*Exercise details*:
Return all entries word for word, but drop any images.

==*==

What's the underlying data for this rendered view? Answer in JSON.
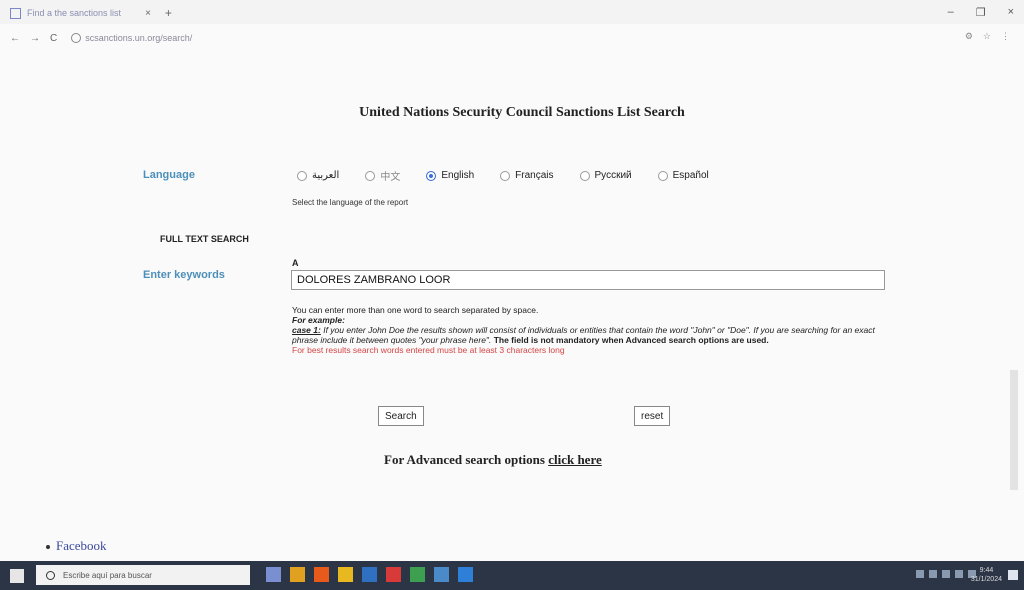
{
  "browser": {
    "tab_title": "Find a the sanctions list",
    "tab_close": "×",
    "tab_new": "+",
    "url": "scsanctions.un.org/search/",
    "nav": {
      "back": "←",
      "forward": "→",
      "reload": "C"
    },
    "window": {
      "minimize": "–",
      "maximize": "❐",
      "close": "×"
    },
    "right_icons": [
      "⚙",
      "☆",
      "⋮"
    ]
  },
  "page": {
    "title": "United Nations Security Council Sanctions List Search",
    "language_label": "Language",
    "languages": [
      {
        "label": "العربية",
        "selected": false
      },
      {
        "label": "中文",
        "selected": false
      },
      {
        "label": "English",
        "selected": true
      },
      {
        "label": "Français",
        "selected": false
      },
      {
        "label": "Русский",
        "selected": false
      },
      {
        "label": "Español",
        "selected": false
      }
    ],
    "language_hint": "Select the language of the report",
    "full_text_search": "FULL TEXT SEARCH",
    "enter_keywords": "Enter keywords",
    "field_letter": "A",
    "keyword_value": "DOLORES ZAMBRANO LOOR",
    "help_line1": "You can enter more than one word to search separated by space.",
    "help_example": "For example:",
    "help_case": "case 1:",
    "help_case_text": "If you enter John Doe the results shown will consist of individuals or entities that contain the word \"John\" or \"Doe\". If you are searching for an exact phrase include it between quotes \"your phrase here\".",
    "help_mandatory": "The field is not mandatory when Advanced search options are used.",
    "help_red": "For best results search words entered must be at least 3 characters long",
    "search_button": "Search",
    "reset_button": "reset",
    "advanced_text": "For Advanced search options",
    "advanced_link": "click here",
    "footer_link": "Facebook"
  },
  "taskbar": {
    "search_placeholder": "Escribe aquí para buscar",
    "clock_time": "9:44",
    "clock_date": "31/1/2024",
    "app_colors": [
      "#7a8fd0",
      "#e0a020",
      "#e85a1c",
      "#e8b820",
      "#3070c0",
      "#d83a3a",
      "#3ca050",
      "#4a8ac8",
      "#2d7fd8"
    ]
  }
}
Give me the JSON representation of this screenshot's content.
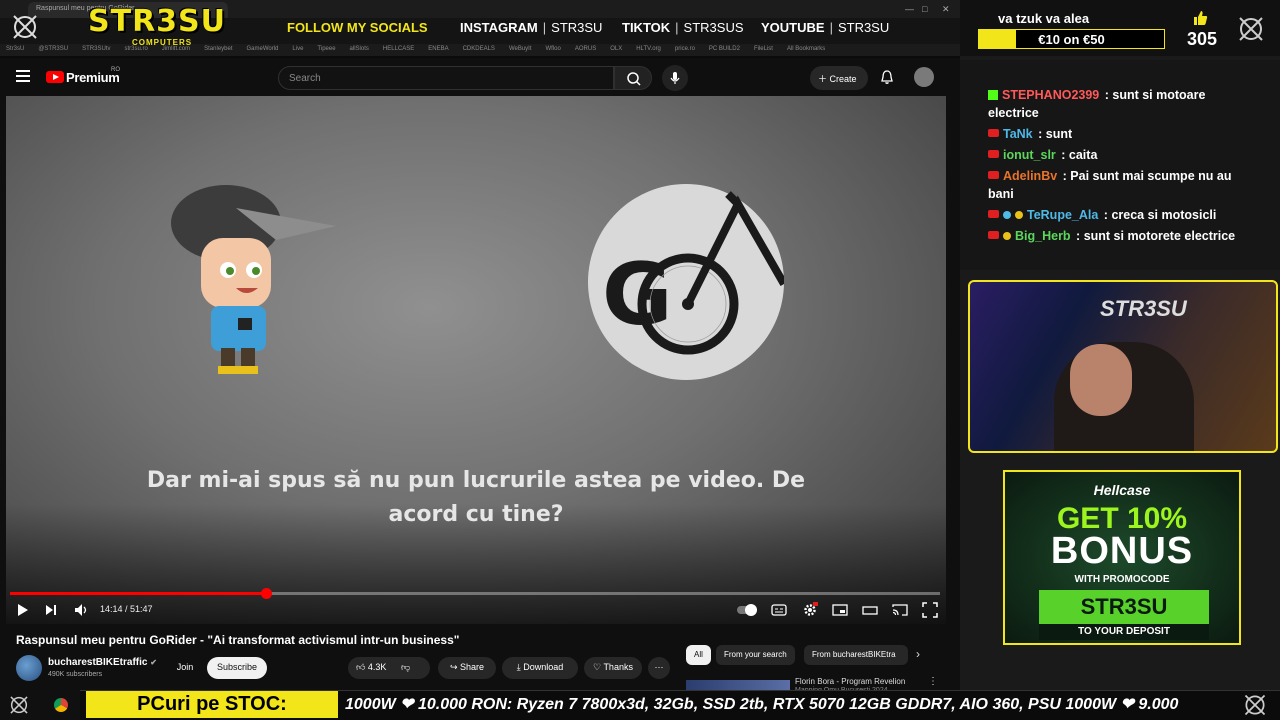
{
  "browser": {
    "tab_title": "Raspunsul meu pentru GoRider...",
    "bookmarks": [
      "Str3sU",
      "@STR3SU",
      "STR3SUtv",
      "str3su.ro",
      "Jimlitt.com",
      "Stanleybet",
      "GameWorld",
      "Live",
      "Tipeee",
      "allSlots",
      "HELLCASE",
      "ENEBA",
      "CDKDEALS",
      "WeBuyIt",
      "Wfloo",
      "AORUS",
      "OLX",
      "HLTV.org",
      "price.ro",
      "PC BUILD2",
      "FileList",
      "All Bookmarks"
    ]
  },
  "overlay": {
    "brand": "STR3SU",
    "brand_sub": "COMPUTERS",
    "follow_label": "FOLLOW MY SOCIALS",
    "socials": [
      {
        "platform": "INSTAGRAM",
        "handle": "STR3SU"
      },
      {
        "platform": "TIKTOK",
        "handle": "STR3SUS"
      },
      {
        "platform": "YOUTUBE",
        "handle": "STR3SU"
      }
    ],
    "goal_title": "va tzuk va alea",
    "goal_label": "€10 on €50",
    "goal_progress": 0.2,
    "like_count": "305",
    "accent_color": "#f2e51a"
  },
  "youtube": {
    "logo_text": "Premium",
    "region": "RO",
    "search_placeholder": "Search",
    "create_label": "Create",
    "subtitle_line1": "Dar mi-ai spus să nu pun lucrurile astea pe video. De",
    "subtitle_line2": "acord cu tine?",
    "time_display": "14:14 / 51:47",
    "progress": 0.275,
    "video_title": "Raspunsul meu pentru GoRider - \"Ai transformat activismul intr-un business\"",
    "channel_name": "bucharestBIKEtraffic",
    "subscribers": "490K subscribers",
    "join_label": "Join",
    "subscribe_label": "Subscribe",
    "likes": "4.3K",
    "share_label": "Share",
    "download_label": "Download",
    "thanks_label": "Thanks",
    "chips": [
      "All",
      "From your search",
      "From bucharestBIKEtra"
    ],
    "rec_title": "Florin Bora - Program Revelion",
    "rec_sub": "Mapping Omu Bucuresti 2024"
  },
  "chat": [
    {
      "user": "STEPHANO2399",
      "text": "sunt si motoare electrice",
      "color": "#ff5a5a",
      "platform": "kick"
    },
    {
      "user": "TaNk",
      "text": "sunt",
      "color": "#4fb9e8",
      "platform": "youtube"
    },
    {
      "user": "ionut_slr",
      "text": "caita",
      "color": "#5cd65c",
      "platform": "youtube"
    },
    {
      "user": "AdelinBv",
      "text": "Pai sunt mai scumpe nu au bani",
      "color": "#e8742c",
      "platform": "youtube"
    },
    {
      "user": "TeRupe_Ala",
      "text": "creca si motosicli",
      "color": "#4fb9e8",
      "platform": "youtube"
    },
    {
      "user": "Big_Herb",
      "text": "sunt si motorete electrice",
      "color": "#5cd65c",
      "platform": "youtube"
    }
  ],
  "webcam": {
    "label": "STR3SU"
  },
  "ad": {
    "brand": "Hellcase",
    "line1": "GET 10%",
    "line2": "BONUS",
    "line3": "WITH PROMOCODE",
    "code": "STR3SU",
    "line4": "TO YOUR DEPOSIT"
  },
  "ticker": {
    "label": "PCuri pe STOC:",
    "text": "1000W ❤ 10.000 RON: Ryzen 7 7800x3d, 32Gb, SSD 2tb, RTX 5070 12GB GDDR7, AIO 360, PSU 1000W ❤ 9.000"
  }
}
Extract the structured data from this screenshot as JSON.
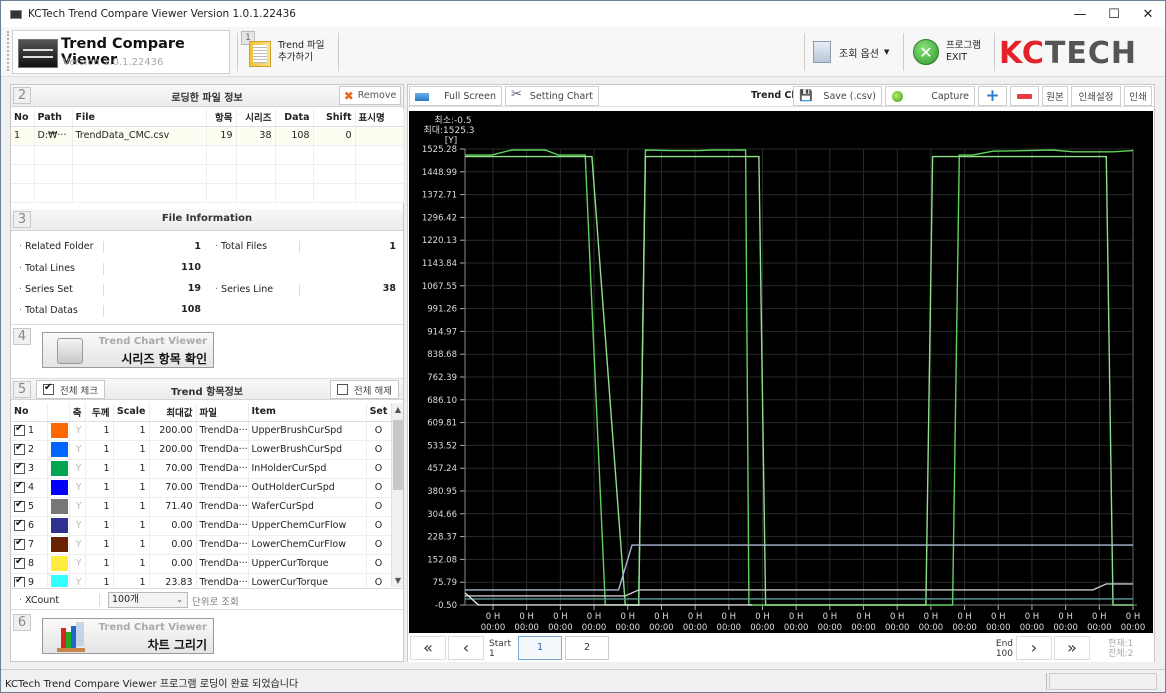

==*==

*Worked answer*:
What's the underlying data for this rendered view? Answer in JSON.
{
  "browser": {
    "tab_title": "Find a the sanctions list",
    "tab_close": "×",
    "tab_new": "+",
    "url": "scsanctions.un.org/search/",
    "nav": {
      "back": "←",
      "forward": "→",
      "reload": "C"
    },
    "window": {
      "minimize": "–",
      "maximize": "❐",
      "close": "×"
    },
    "right_icons": [
      "⚙",
      "☆",
      "⋮"
    ]
  },
  "page": {
    "title": "United Nations Security Council Sanctions List Search",
    "language_label": "Language",
    "languages": [
      {
        "label": "العربية",
        "selected": false
      },
      {
        "label": "中文",
        "selected": false
      },
      {
        "label": "English",
        "selected": true
      },
      {
        "label": "Français",
        "selected": false
      },
      {
        "label": "Русский",
        "selected": false
      },
      {
        "label": "Español",
        "selected": false
      }
    ],
    "language_hint": "Select the language of the report",
    "full_text_search": "FULL TEXT SEARCH",
    "enter_keywords": "Enter keywords",
    "field_letter": "A",
    "keyword_value": "DOLORES ZAMBRANO LOOR",
    "help_line1": "You can enter more than one word to search separated by space.",
    "help_example": "For example:",
    "help_case": "case 1:",
    "help_case_text": "If you enter John Doe the results shown will consist of individuals or entities that contain the word \"John\" or \"Doe\". If you are searching for an exact phrase include it between quotes \"your phrase here\".",
    "help_mandatory": "The field is not mandatory when Advanced search options are used.",
    "help_red": "For best results search words entered must be at least 3 characters long",
    "search_button": "Search",
    "reset_button": "reset",
    "advanced_text": "For Advanced search options",
    "advanced_link": "click here",
    "footer_link": "Facebook"
  },
  "taskbar": {
    "search_placeholder": "Escribe aquí para buscar",
    "clock_time": "9:44",
    "clock_date": "31/1/2024",
    "app_colors": [
      "#7a8fd0",
      "#e0a020",
      "#e85a1c",
      "#e8b820",
      "#3070c0",
      "#d83a3a",
      "#3ca050",
      "#4a8ac8",
      "#2d7fd8"
    ]
  }
}
Give me the JSON representation of this screenshot's content.
{
  "browser": {
    "tab_title": "Raspunsul meu pentru GoRider...",
    "bookmarks": [
      "Str3sU",
      "@STR3SU",
      "STR3SUtv",
      "str3su.ro",
      "Jimlitt.com",
      "Stanleybet",
      "GameWorld",
      "Live",
      "Tipeee",
      "allSlots",
      "HELLCASE",
      "ENEBA",
      "CDKDEALS",
      "WeBuyIt",
      "Wfloo",
      "AORUS",
      "OLX",
      "HLTV.org",
      "price.ro",
      "PC BUILD2",
      "FileList",
      "All Bookmarks"
    ]
  },
  "overlay": {
    "brand": "STR3SU",
    "brand_sub": "COMPUTERS",
    "follow_label": "FOLLOW MY SOCIALS",
    "socials": [
      {
        "platform": "INSTAGRAM",
        "handle": "STR3SU"
      },
      {
        "platform": "TIKTOK",
        "handle": "STR3SUS"
      },
      {
        "platform": "YOUTUBE",
        "handle": "STR3SU"
      }
    ],
    "goal_title": "va tzuk va alea",
    "goal_label": "€10 on €50",
    "goal_progress": 0.2,
    "like_count": "305",
    "accent_color": "#f2e51a"
  },
  "youtube": {
    "logo_text": "Premium",
    "region": "RO",
    "search_placeholder": "Search",
    "create_label": "Create",
    "subtitle_line1": "Dar mi-ai spus să nu pun lucrurile astea pe video. De",
    "subtitle_line2": "acord cu tine?",
    "time_display": "14:14 / 51:47",
    "progress": 0.275,
    "video_title": "Raspunsul meu pentru GoRider - \"Ai transformat activismul intr-un business\"",
    "channel_name": "bucharestBIKEtraffic",
    "subscribers": "490K subscribers",
    "join_label": "Join",
    "subscribe_label": "Subscribe",
    "likes": "4.3K",
    "share_label": "Share",
    "download_label": "Download",
    "thanks_label": "Thanks",
    "chips": [
      "All",
      "From your search",
      "From bucharestBIKEtra"
    ],
    "rec_title": "Florin Bora - Program Revelion",
    "rec_sub": "Mapping Omu Bucuresti 2024"
  },
  "chat": [
    {
      "user": "STEPHANO2399",
      "text": "sunt si motoare electrice",
      "color": "#ff5a5a",
      "platform": "kick"
    },
    {
      "user": "TaNk",
      "text": "sunt",
      "color": "#4fb9e8",
      "platform": "youtube"
    },
    {
      "user": "ionut_slr",
      "text": "caita",
      "color": "#5cd65c",
      "platform": "youtube"
    },
    {
      "user": "AdelinBv",
      "text": "Pai sunt mai scumpe nu au bani",
      "color": "#e8742c",
      "platform": "youtube"
    },
    {
      "user": "TeRupe_Ala",
      "text": "creca si motosicli",
      "color": "#4fb9e8",
      "platform": "youtube"
    },
    {
      "user": "Big_Herb",
      "text": "sunt si motorete electrice",
      "color": "#5cd65c",
      "platform": "youtube"
    }
  ],
  "webcam": {
    "label": "STR3SU"
  },
  "ad": {
    "brand": "Hellcase",
    "line1": "GET 10%",
    "line2": "BONUS",
    "line3": "WITH PROMOCODE",
    "code": "STR3SU",
    "line4": "TO YOUR DEPOSIT"
  },
  "ticker": {
    "label": "PCuri pe STOC:",
    "text": "1000W ❤ 10.000 RON: Ryzen 7 7800x3d, 32Gb, SSD 2tb, RTX 5070 12GB GDDR7, AIO 360, PSU 1000W ❤ 9.000"
  }
}
Extract the structured data from this screenshot as JSON.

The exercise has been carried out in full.